Figure content listings

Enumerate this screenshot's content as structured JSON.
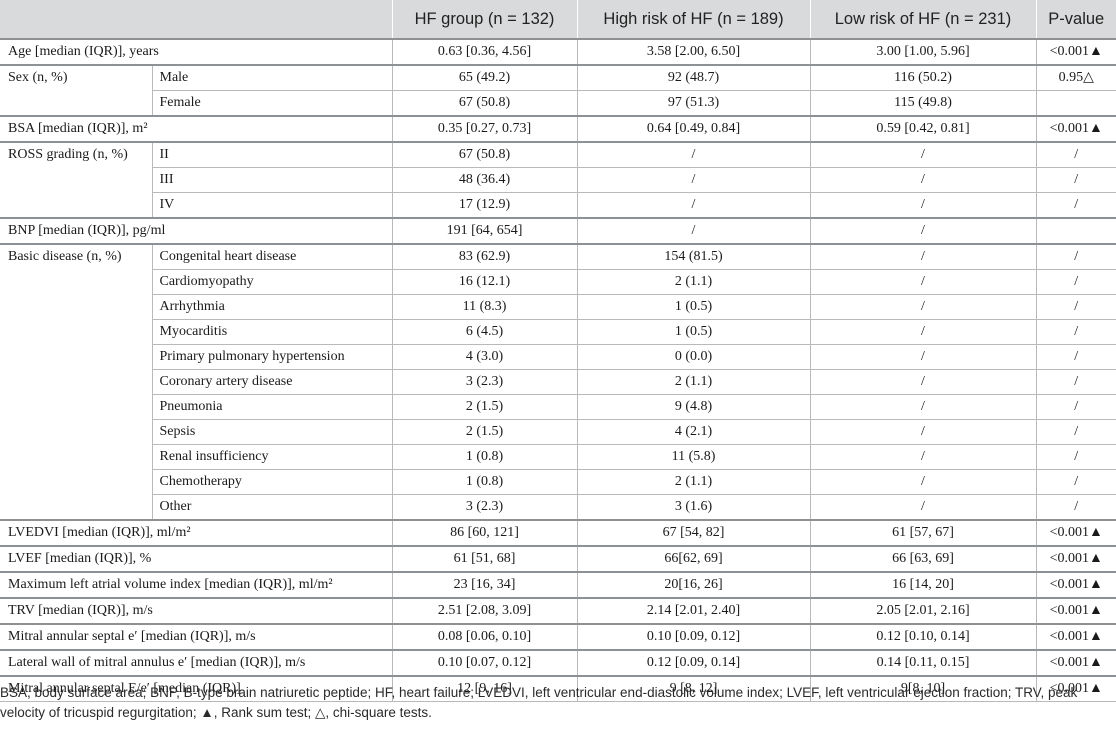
{
  "header": {
    "col_blank": "",
    "hf_group": "HF group (n = 132)",
    "high_risk": "High risk of HF (n = 189)",
    "low_risk": "Low risk of HF (n = 231)",
    "p_value": "P-value"
  },
  "rows": {
    "age": {
      "label": "Age [median (IQR)], years",
      "hf": "0.63 [0.36, 4.56]",
      "high": "3.58 [2.00, 6.50]",
      "low": "3.00 [1.00, 5.96]",
      "p": "<0.001▲"
    },
    "sex": {
      "label": "Sex (n, %)",
      "male": {
        "label": "Male",
        "hf": "65 (49.2)",
        "high": "92 (48.7)",
        "low": "116 (50.2)",
        "p": "0.95△"
      },
      "female": {
        "label": "Female",
        "hf": "67 (50.8)",
        "high": "97 (51.3)",
        "low": "115 (49.8)",
        "p": ""
      }
    },
    "bsa": {
      "label": "BSA [median (IQR)], m²",
      "hf": "0.35 [0.27, 0.73]",
      "high": "0.64 [0.49, 0.84]",
      "low": "0.59 [0.42, 0.81]",
      "p": "<0.001▲"
    },
    "ross": {
      "label": "ROSS grading (n, %)",
      "ii": {
        "label": "II",
        "hf": "67 (50.8)",
        "high": "/",
        "low": "/",
        "p": "/"
      },
      "iii": {
        "label": "III",
        "hf": "48 (36.4)",
        "high": "/",
        "low": "/",
        "p": "/"
      },
      "iv": {
        "label": "IV",
        "hf": "17 (12.9)",
        "high": "/",
        "low": "/",
        "p": "/"
      }
    },
    "bnp": {
      "label": "BNP [median (IQR)], pg/ml",
      "hf": "191 [64, 654]",
      "high": "/",
      "low": "/",
      "p": ""
    },
    "basic": {
      "label": "Basic disease (n, %)",
      "items": [
        {
          "label": "Congenital heart disease",
          "hf": "83 (62.9)",
          "high": "154 (81.5)",
          "low": "/",
          "p": "/"
        },
        {
          "label": "Cardiomyopathy",
          "hf": "16 (12.1)",
          "high": "2 (1.1)",
          "low": "/",
          "p": "/"
        },
        {
          "label": "Arrhythmia",
          "hf": "11 (8.3)",
          "high": "1 (0.5)",
          "low": "/",
          "p": "/"
        },
        {
          "label": "Myocarditis",
          "hf": "6 (4.5)",
          "high": "1 (0.5)",
          "low": "/",
          "p": "/"
        },
        {
          "label": "Primary pulmonary hypertension",
          "hf": "4 (3.0)",
          "high": "0 (0.0)",
          "low": "/",
          "p": "/"
        },
        {
          "label": "Coronary artery disease",
          "hf": "3 (2.3)",
          "high": "2 (1.1)",
          "low": "/",
          "p": "/"
        },
        {
          "label": "Pneumonia",
          "hf": "2 (1.5)",
          "high": "9 (4.8)",
          "low": "/",
          "p": "/"
        },
        {
          "label": "Sepsis",
          "hf": "2 (1.5)",
          "high": "4 (2.1)",
          "low": "/",
          "p": "/"
        },
        {
          "label": "Renal insufficiency",
          "hf": "1 (0.8)",
          "high": "11 (5.8)",
          "low": "/",
          "p": "/"
        },
        {
          "label": "Chemotherapy",
          "hf": "1 (0.8)",
          "high": "2 (1.1)",
          "low": "/",
          "p": "/"
        },
        {
          "label": "Other",
          "hf": "3 (2.3)",
          "high": "3 (1.6)",
          "low": "/",
          "p": "/"
        }
      ]
    },
    "lvedvi": {
      "label": "LVEDVI [median (IQR)], ml/m²",
      "hf": "86 [60, 121]",
      "high": "67 [54, 82]",
      "low": "61 [57, 67]",
      "p": "<0.001▲"
    },
    "lvef": {
      "label": "LVEF [median (IQR)], %",
      "hf": "61 [51, 68]",
      "high": "66[62, 69]",
      "low": "66 [63, 69]",
      "p": "<0.001▲"
    },
    "lavi": {
      "label": "Maximum left atrial volume index [median (IQR)], ml/m²",
      "hf": "23 [16, 34]",
      "high": "20[16, 26]",
      "low": "16 [14, 20]",
      "p": "<0.001▲"
    },
    "trv": {
      "label": "TRV [median (IQR)], m/s",
      "hf": "2.51 [2.08, 3.09]",
      "high": "2.14 [2.01, 2.40]",
      "low": "2.05 [2.01, 2.16]",
      "p": "<0.001▲"
    },
    "septal_e": {
      "label": "Mitral annular septal e′ [median (IQR)], m/s",
      "hf": "0.08 [0.06, 0.10]",
      "high": "0.10 [0.09, 0.12]",
      "low": "0.12 [0.10, 0.14]",
      "p": "<0.001▲"
    },
    "lateral_e": {
      "label": "Lateral wall of mitral annulus e′ [median (IQR)], m/s",
      "hf": "0.10 [0.07, 0.12]",
      "high": "0.12 [0.09, 0.14]",
      "low": "0.14 [0.11, 0.15]",
      "p": "<0.001▲"
    },
    "septal_ee": {
      "label": "Mitral annular septal E/e′ [median (IQR)]",
      "hf": "12 [9, 16]",
      "high": "9 [8, 12]",
      "low": "9[8, 10]",
      "p": "<0.001▲"
    }
  },
  "footnote": "BSA, body surface area; BNP, B-type brain natriuretic peptide; HF, heart failure; LVEDVI, left ventricular end-diastolic volume index; LVEF, left ventricular ejection fraction; TRV, peak velocity of tricuspid regurgitation; ▲, Rank sum test; △, chi-square tests."
}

**Problem:** Retrieve all lines from the data that contain the string "risk".

**Solution to this exercise:**
    "high_risk": "High risk of HF (n = 189)",
    "low_risk": "Low risk of HF (n = 231)",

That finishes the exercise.